RECORDS FOR THE EXERCISE.

----------

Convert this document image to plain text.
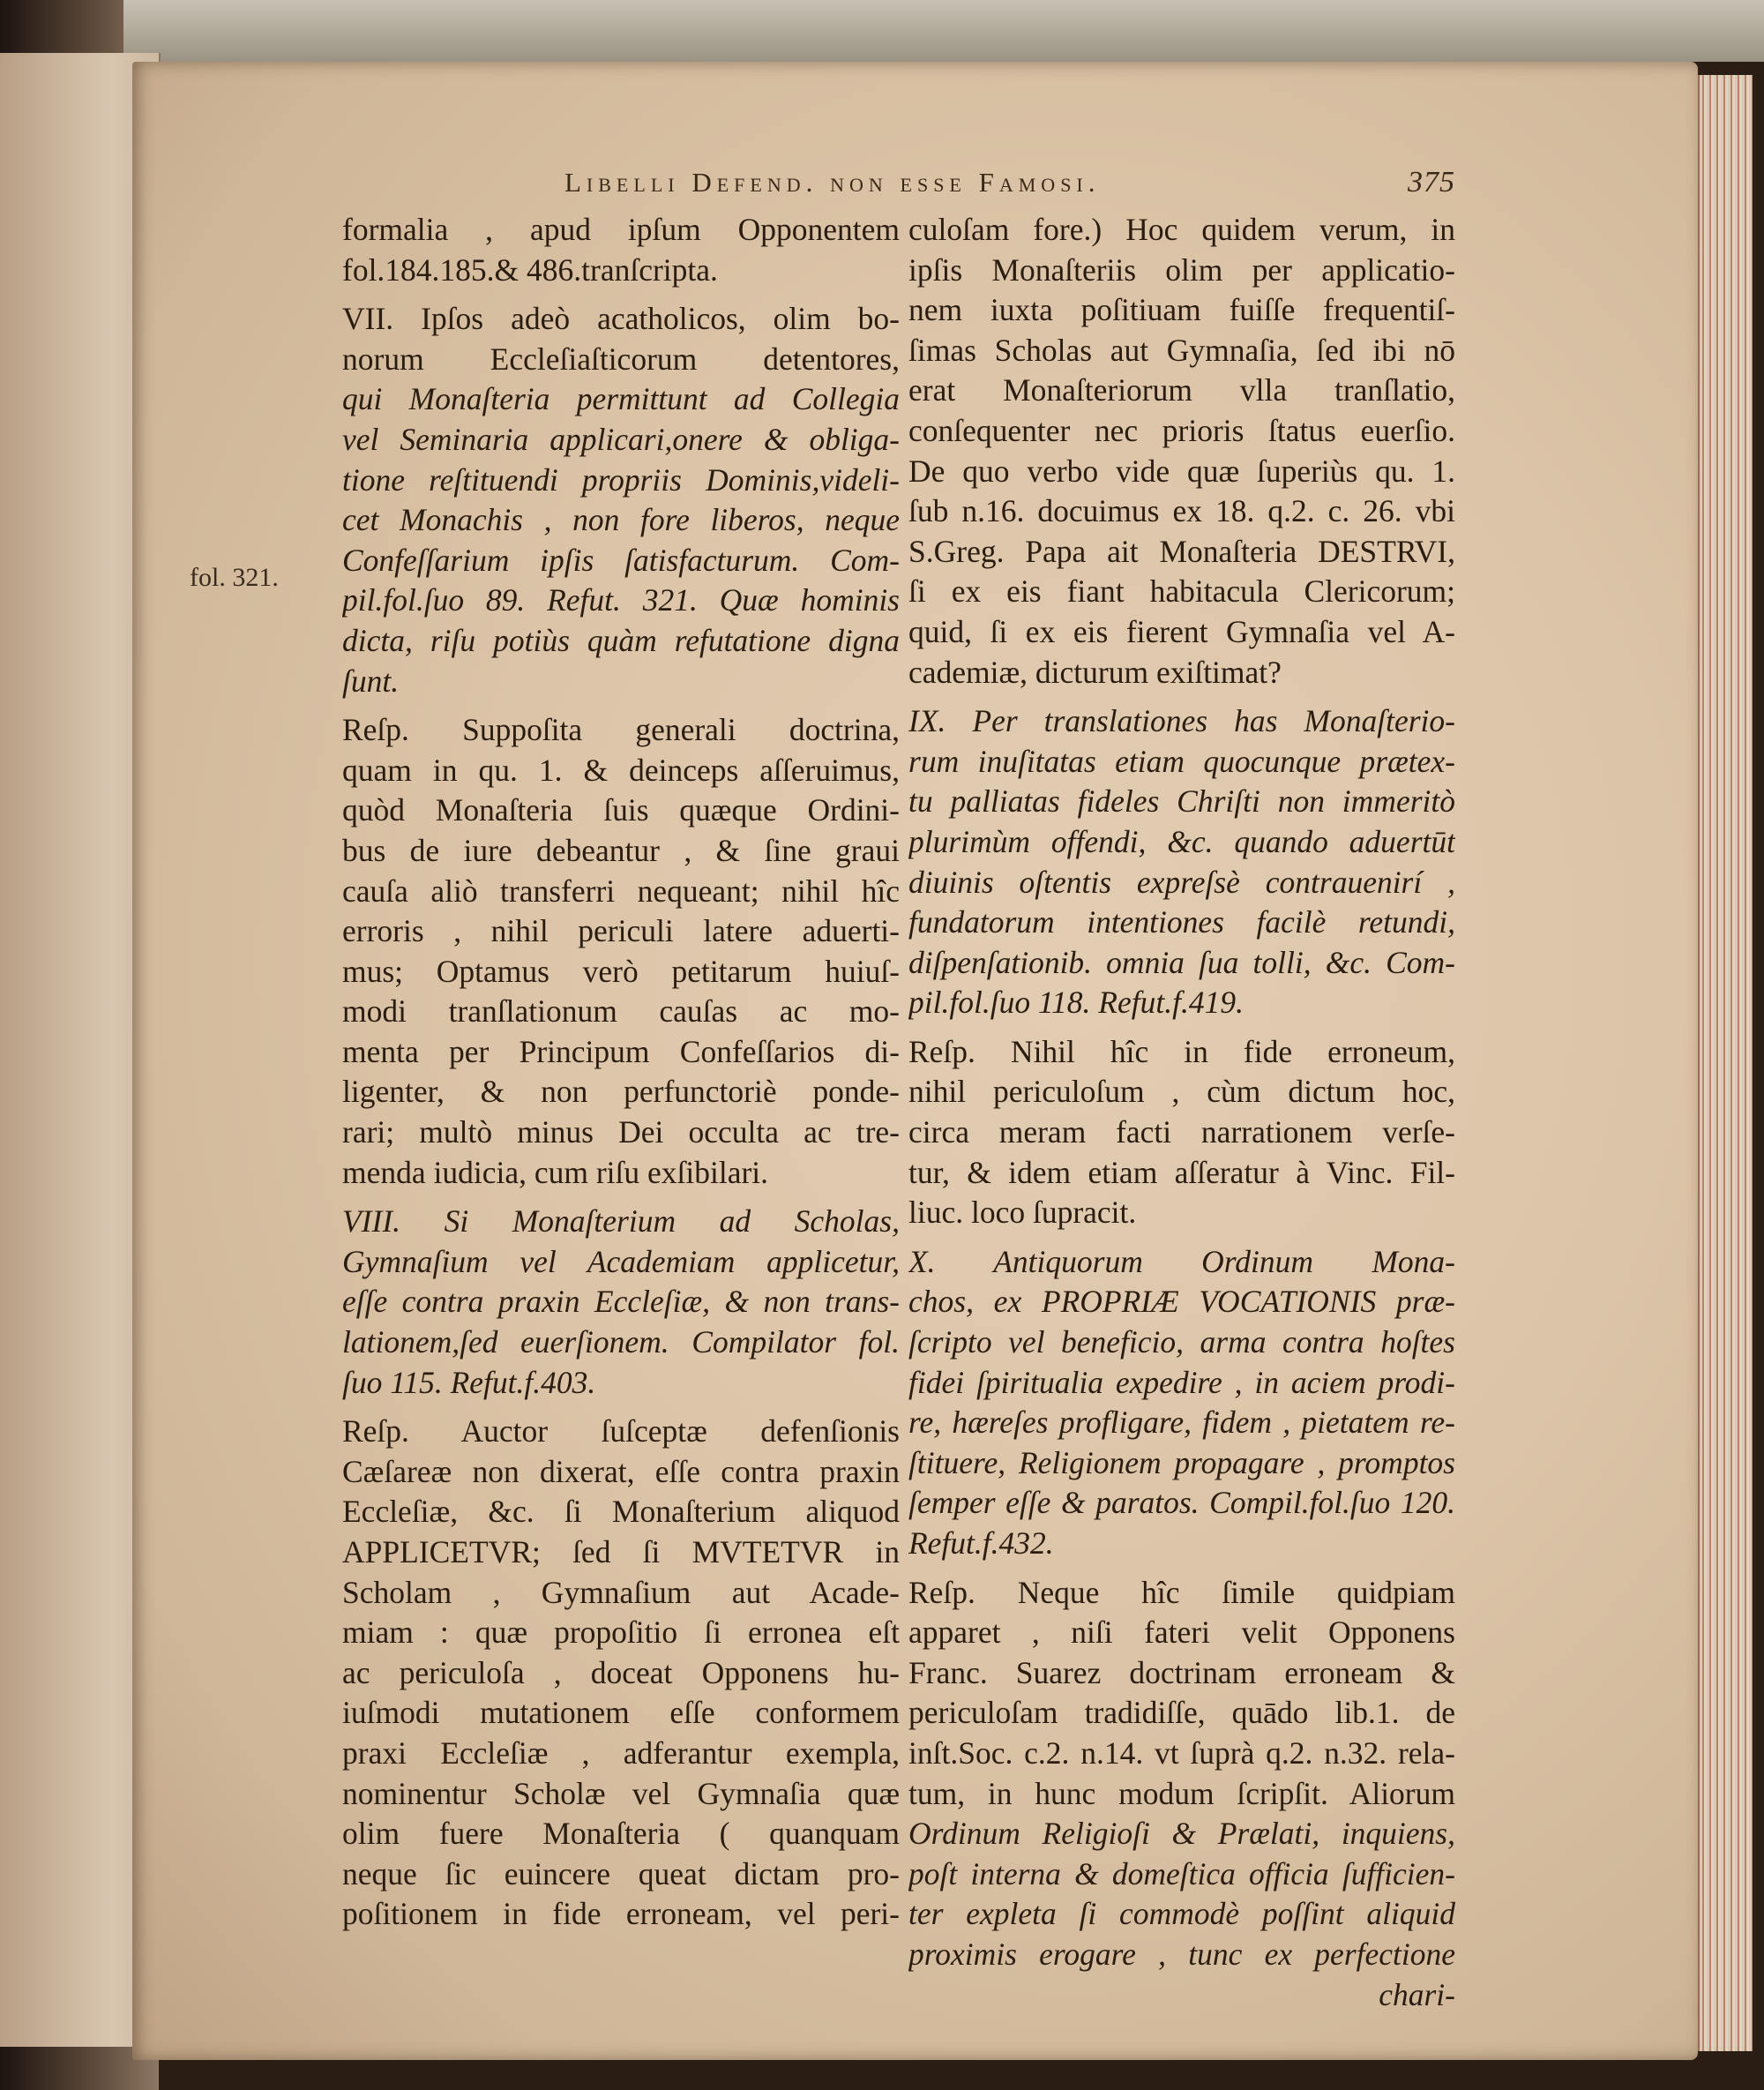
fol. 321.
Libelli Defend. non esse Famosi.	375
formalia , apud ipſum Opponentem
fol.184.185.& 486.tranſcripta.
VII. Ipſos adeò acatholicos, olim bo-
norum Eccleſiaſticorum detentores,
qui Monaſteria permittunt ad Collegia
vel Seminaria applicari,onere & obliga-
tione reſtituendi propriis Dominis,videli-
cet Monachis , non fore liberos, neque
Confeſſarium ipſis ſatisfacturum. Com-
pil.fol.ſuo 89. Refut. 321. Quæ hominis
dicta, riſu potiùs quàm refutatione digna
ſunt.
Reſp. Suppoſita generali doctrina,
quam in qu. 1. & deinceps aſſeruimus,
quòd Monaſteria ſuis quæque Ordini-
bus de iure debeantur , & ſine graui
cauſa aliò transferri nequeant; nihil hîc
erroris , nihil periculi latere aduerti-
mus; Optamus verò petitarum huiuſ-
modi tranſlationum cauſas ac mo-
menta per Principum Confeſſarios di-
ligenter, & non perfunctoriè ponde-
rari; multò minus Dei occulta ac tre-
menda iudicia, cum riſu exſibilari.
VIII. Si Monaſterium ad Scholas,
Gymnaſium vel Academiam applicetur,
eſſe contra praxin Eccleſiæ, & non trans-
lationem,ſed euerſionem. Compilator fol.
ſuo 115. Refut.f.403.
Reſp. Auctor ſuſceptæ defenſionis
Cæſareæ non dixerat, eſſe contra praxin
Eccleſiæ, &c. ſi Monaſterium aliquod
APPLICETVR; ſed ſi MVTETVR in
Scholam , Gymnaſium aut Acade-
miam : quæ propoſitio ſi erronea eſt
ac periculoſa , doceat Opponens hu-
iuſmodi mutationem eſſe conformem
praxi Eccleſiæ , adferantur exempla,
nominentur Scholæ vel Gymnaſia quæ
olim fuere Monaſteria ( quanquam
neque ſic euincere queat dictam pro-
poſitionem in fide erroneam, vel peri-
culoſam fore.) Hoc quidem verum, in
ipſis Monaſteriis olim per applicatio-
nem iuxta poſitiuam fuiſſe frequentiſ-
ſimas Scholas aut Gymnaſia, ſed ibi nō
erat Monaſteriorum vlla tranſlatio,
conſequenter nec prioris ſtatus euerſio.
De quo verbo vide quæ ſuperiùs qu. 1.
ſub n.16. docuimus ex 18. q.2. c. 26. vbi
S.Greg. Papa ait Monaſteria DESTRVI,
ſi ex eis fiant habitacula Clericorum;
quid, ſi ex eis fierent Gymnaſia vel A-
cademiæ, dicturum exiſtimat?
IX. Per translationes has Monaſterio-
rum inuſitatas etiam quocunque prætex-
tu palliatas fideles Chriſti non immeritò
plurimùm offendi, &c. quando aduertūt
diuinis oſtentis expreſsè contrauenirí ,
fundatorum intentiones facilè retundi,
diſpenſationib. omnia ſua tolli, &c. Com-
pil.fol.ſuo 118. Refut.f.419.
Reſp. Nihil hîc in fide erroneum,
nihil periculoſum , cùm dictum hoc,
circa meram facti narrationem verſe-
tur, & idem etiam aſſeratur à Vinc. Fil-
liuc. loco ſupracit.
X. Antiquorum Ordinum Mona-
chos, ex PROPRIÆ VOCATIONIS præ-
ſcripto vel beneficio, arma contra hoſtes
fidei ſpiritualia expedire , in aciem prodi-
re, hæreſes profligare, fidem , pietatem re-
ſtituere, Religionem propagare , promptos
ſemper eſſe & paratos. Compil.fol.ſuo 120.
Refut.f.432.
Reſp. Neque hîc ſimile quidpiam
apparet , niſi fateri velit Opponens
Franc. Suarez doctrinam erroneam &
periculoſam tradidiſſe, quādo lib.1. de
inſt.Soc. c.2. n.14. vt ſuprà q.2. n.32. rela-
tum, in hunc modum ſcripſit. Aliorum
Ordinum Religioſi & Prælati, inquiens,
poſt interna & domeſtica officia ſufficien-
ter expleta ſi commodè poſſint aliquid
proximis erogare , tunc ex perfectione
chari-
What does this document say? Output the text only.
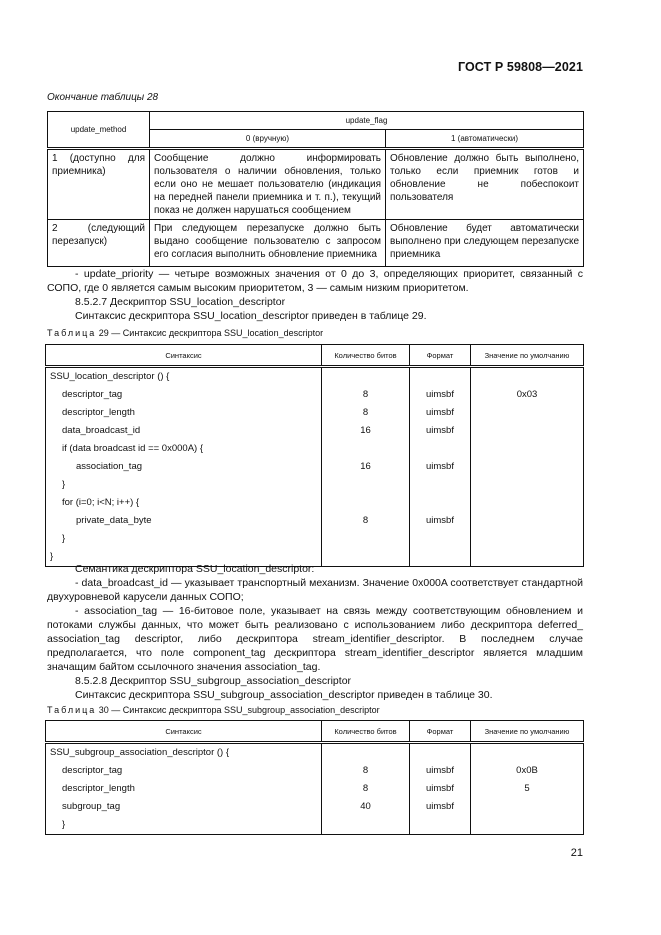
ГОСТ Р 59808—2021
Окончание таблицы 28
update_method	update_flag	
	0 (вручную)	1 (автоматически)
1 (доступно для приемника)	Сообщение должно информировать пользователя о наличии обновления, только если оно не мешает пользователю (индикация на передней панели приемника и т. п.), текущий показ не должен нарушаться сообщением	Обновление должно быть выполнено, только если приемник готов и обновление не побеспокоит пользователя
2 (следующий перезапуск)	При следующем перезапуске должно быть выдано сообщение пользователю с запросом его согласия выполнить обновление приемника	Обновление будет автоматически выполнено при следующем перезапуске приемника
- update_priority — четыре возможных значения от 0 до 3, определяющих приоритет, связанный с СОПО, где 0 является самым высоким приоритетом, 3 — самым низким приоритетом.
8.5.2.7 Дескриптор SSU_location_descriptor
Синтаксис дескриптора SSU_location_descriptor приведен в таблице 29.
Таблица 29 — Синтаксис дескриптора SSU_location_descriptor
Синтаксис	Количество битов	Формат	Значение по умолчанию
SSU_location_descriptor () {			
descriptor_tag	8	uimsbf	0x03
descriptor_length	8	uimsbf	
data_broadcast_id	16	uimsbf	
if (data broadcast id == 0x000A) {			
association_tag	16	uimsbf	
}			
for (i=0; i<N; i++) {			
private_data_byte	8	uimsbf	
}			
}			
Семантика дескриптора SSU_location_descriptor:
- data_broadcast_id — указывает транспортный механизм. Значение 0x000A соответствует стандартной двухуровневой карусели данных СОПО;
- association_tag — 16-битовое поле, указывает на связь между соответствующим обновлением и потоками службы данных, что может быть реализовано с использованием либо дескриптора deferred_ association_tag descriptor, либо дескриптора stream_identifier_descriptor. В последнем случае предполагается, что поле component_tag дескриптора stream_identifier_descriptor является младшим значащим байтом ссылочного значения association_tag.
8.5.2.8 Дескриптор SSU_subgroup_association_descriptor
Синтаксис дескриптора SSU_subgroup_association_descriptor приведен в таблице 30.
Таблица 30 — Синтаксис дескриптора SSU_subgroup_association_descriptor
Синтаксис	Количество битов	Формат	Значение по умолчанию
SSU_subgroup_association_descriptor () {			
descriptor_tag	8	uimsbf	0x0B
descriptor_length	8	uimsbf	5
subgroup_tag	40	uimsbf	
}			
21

----------

GOAL OF THE EXERCISE.
Reproduce each line word for word and drop the pictures.

CORRECT RESPONSE.
Convert this document image to plain text.
fol. 321.
Libelli Defend. non esse Famosi.	375
formalia , apud ipſum Opponentem
fol.184.185.& 486.tranſcripta.
VII. Ipſos adeò acatholicos, olim bo-
norum Eccleſiaſticorum detentores,
qui Monaſteria permittunt ad Collegia
vel Seminaria applicari,onere & obliga-
tione reſtituendi propriis Dominis,videli-
cet Monachis , non fore liberos, neque
Confeſſarium ipſis ſatisfacturum. Com-
pil.fol.ſuo 89. Refut. 321. Quæ hominis
dicta, riſu potiùs quàm refutatione digna
ſunt.
Reſp. Suppoſita generali doctrina,
quam in qu. 1. & deinceps aſſeruimus,
quòd Monaſteria ſuis quæque Ordini-
bus de iure debeantur , & ſine graui
cauſa aliò transferri nequeant; nihil hîc
erroris , nihil periculi latere aduerti-
mus; Optamus verò petitarum huiuſ-
modi tranſlationum cauſas ac mo-
menta per Principum Confeſſarios di-
ligenter, & non perfunctoriè ponde-
rari; multò minus Dei occulta ac tre-
menda iudicia, cum riſu exſibilari.
VIII. Si Monaſterium ad Scholas,
Gymnaſium vel Academiam applicetur,
eſſe contra praxin Eccleſiæ, & non trans-
lationem,ſed euerſionem. Compilator fol.
ſuo 115. Refut.f.403.
Reſp. Auctor ſuſceptæ defenſionis
Cæſareæ non dixerat, eſſe contra praxin
Eccleſiæ, &c. ſi Monaſterium aliquod
APPLICETVR; ſed ſi MVTETVR in
Scholam , Gymnaſium aut Acade-
miam : quæ propoſitio ſi erronea eſt
ac periculoſa , doceat Opponens hu-
iuſmodi mutationem eſſe conformem
praxi Eccleſiæ , adferantur exempla,
nominentur Scholæ vel Gymnaſia quæ
olim fuere Monaſteria ( quanquam
neque ſic euincere queat dictam pro-
poſitionem in fide erroneam, vel peri-
culoſam fore.) Hoc quidem verum, in
ipſis Monaſteriis olim per applicatio-
nem iuxta poſitiuam fuiſſe frequentiſ-
ſimas Scholas aut Gymnaſia, ſed ibi nō
erat Monaſteriorum vlla tranſlatio,
conſequenter nec prioris ſtatus euerſio.
De quo verbo vide quæ ſuperiùs qu. 1.
ſub n.16. docuimus ex 18. q.2. c. 26. vbi
S.Greg. Papa ait Monaſteria DESTRVI,
ſi ex eis fiant habitacula Clericorum;
quid, ſi ex eis fierent Gymnaſia vel A-
cademiæ, dicturum exiſtimat?
IX. Per translationes has Monaſterio-
rum inuſitatas etiam quocunque prætex-
tu palliatas fideles Chriſti non immeritò
plurimùm offendi, &c. quando aduertūt
diuinis oſtentis expreſsè contrauenirí ,
fundatorum intentiones facilè retundi,
diſpenſationib. omnia ſua tolli, &c. Com-
pil.fol.ſuo 118. Refut.f.419.
Reſp. Nihil hîc in fide erroneum,
nihil periculoſum , cùm dictum hoc,
circa meram facti narrationem verſe-
tur, & idem etiam aſſeratur à Vinc. Fil-
liuc. loco ſupracit.
X. Antiquorum Ordinum Mona-
chos, ex PROPRIÆ VOCATIONIS præ-
ſcripto vel beneficio, arma contra hoſtes
fidei ſpiritualia expedire , in aciem prodi-
re, hæreſes profligare, fidem , pietatem re-
ſtituere, Religionem propagare , promptos
ſemper eſſe & paratos. Compil.fol.ſuo 120.
Refut.f.432.
Reſp. Neque hîc ſimile quidpiam
apparet , niſi fateri velit Opponens
Franc. Suarez doctrinam erroneam &
periculoſam tradidiſſe, quādo lib.1. de
inſt.Soc. c.2. n.14. vt ſuprà q.2. n.32. rela-
tum, in hunc modum ſcripſit. Aliorum
Ordinum Religioſi & Prælati, inquiens,
poſt interna & domeſtica officia ſufficien-
ter expleta ſi commodè poſſint aliquid
proximis erogare , tunc ex perfectione
chari-
What does this document say? Output the text only.
ГОСТ Р 59808—2021
Окончание таблицы 28
update_method	update_flag	
	0 (вручную)	1 (автоматически)
1 (доступно для приемника)	Сообщение должно информировать пользователя о наличии обновления, только если оно не мешает пользователю (индикация на передней панели приемника и т. п.), текущий показ не должен нарушаться сообщением	Обновление должно быть выполнено, только если приемник готов и обновление не побеспокоит пользователя
2 (следующий перезапуск)	При следующем перезапуске должно быть выдано сообщение пользователю с запросом его согласия выполнить обновление приемника	Обновление будет автоматически выполнено при следующем перезапуске приемника
- update_priority — четыре возможных значения от 0 до 3, определяющих приоритет, связанный с СОПО, где 0 является самым высоким приоритетом, 3 — самым низким приоритетом.
8.5.2.7 Дескриптор SSU_location_descriptor
Синтаксис дескриптора SSU_location_descriptor приведен в таблице 29.
Таблица 29 — Синтаксис дескриптора SSU_location_descriptor
Синтаксис	Количество битов	Формат	Значение по умолчанию
SSU_location_descriptor () {			
descriptor_tag	8	uimsbf	0x03
descriptor_length	8	uimsbf	
data_broadcast_id	16	uimsbf	
if (data broadcast id == 0x000A) {			
association_tag	16	uimsbf	
}			
for (i=0; i<N; i++) {			
private_data_byte	8	uimsbf	
}			
}			
Семантика дескриптора SSU_location_descriptor:
- data_broadcast_id — указывает транспортный механизм. Значение 0x000A соответствует стандартной двухуровневой карусели данных СОПО;
- association_tag — 16-битовое поле, указывает на связь между соответствующим обновлением и потоками службы данных, что может быть реализовано с использованием либо дескриптора deferred_ association_tag descriptor, либо дескриптора stream_identifier_descriptor. В последнем случае предполагается, что поле component_tag дескриптора stream_identifier_descriptor является младшим значащим байтом ссылочного значения association_tag.
8.5.2.8 Дескриптор SSU_subgroup_association_descriptor
Синтаксис дескриптора SSU_subgroup_association_descriptor приведен в таблице 30.
Таблица 30 — Синтаксис дескриптора SSU_subgroup_association_descriptor
Синтаксис	Количество битов	Формат	Значение по умолчанию
SSU_subgroup_association_descriptor () {			
descriptor_tag	8	uimsbf	0x0B
descriptor_length	8	uimsbf	5
subgroup_tag	40	uimsbf	
}			
21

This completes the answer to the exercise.